> **WRITTEN PROBLEM**:
Can all of these lines be returned exactly?

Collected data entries
........

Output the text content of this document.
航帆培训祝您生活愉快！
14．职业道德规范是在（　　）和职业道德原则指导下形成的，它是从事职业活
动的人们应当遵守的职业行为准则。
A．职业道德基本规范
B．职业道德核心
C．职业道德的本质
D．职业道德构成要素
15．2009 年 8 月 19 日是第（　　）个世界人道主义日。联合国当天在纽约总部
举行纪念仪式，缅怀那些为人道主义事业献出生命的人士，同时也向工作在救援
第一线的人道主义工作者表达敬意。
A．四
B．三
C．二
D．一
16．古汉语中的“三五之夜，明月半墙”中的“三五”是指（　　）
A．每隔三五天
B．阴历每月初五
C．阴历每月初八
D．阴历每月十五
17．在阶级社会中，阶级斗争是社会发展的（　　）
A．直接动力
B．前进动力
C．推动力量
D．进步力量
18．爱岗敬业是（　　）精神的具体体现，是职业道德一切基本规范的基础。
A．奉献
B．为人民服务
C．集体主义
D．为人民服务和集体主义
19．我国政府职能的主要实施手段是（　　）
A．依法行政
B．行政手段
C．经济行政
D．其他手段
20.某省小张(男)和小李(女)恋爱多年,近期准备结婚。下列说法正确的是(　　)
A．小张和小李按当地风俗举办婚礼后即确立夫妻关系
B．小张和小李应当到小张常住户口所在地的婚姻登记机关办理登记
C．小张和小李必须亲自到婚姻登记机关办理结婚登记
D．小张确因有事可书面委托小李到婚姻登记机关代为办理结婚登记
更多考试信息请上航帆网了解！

........

> **SOLUTION**:
Output the text content of this document.
航帆培训祝您生活愉快！
14．职业道德规范是在（　　）和职业道德原则指导下形成的，它是从事职业活
动的人们应当遵守的职业行为准则。
A．职业道德基本规范
B．职业道德核心
C．职业道德的本质
D．职业道德构成要素
15．2009 年 8 月 19 日是第（　　）个世界人道主义日。联合国当天在纽约总部
举行纪念仪式，缅怀那些为人道主义事业献出生命的人士，同时也向工作在救援
第一线的人道主义工作者表达敬意。
A．四
B．三
C．二
D．一
16．古汉语中的“三五之夜，明月半墙”中的“三五”是指（　　）
A．每隔三五天
B．阴历每月初五
C．阴历每月初八
D．阴历每月十五
17．在阶级社会中，阶级斗争是社会发展的（　　）
A．直接动力
B．前进动力
C．推动力量
D．进步力量
18．爱岗敬业是（　　）精神的具体体现，是职业道德一切基本规范的基础。
A．奉献
B．为人民服务
C．集体主义
D．为人民服务和集体主义
19．我国政府职能的主要实施手段是（　　）
A．依法行政
B．行政手段
C．经济行政
D．其他手段
20.某省小张(男)和小李(女)恋爱多年,近期准备结婚。下列说法正确的是(　　)
A．小张和小李按当地风俗举办婚礼后即确立夫妻关系
B．小张和小李应当到小张常住户口所在地的婚姻登记机关办理登记
C．小张和小李必须亲自到婚姻登记机关办理结婚登记
D．小张确因有事可书面委托小李到婚姻登记机关代为办理结婚登记
更多考试信息请上航帆网了解！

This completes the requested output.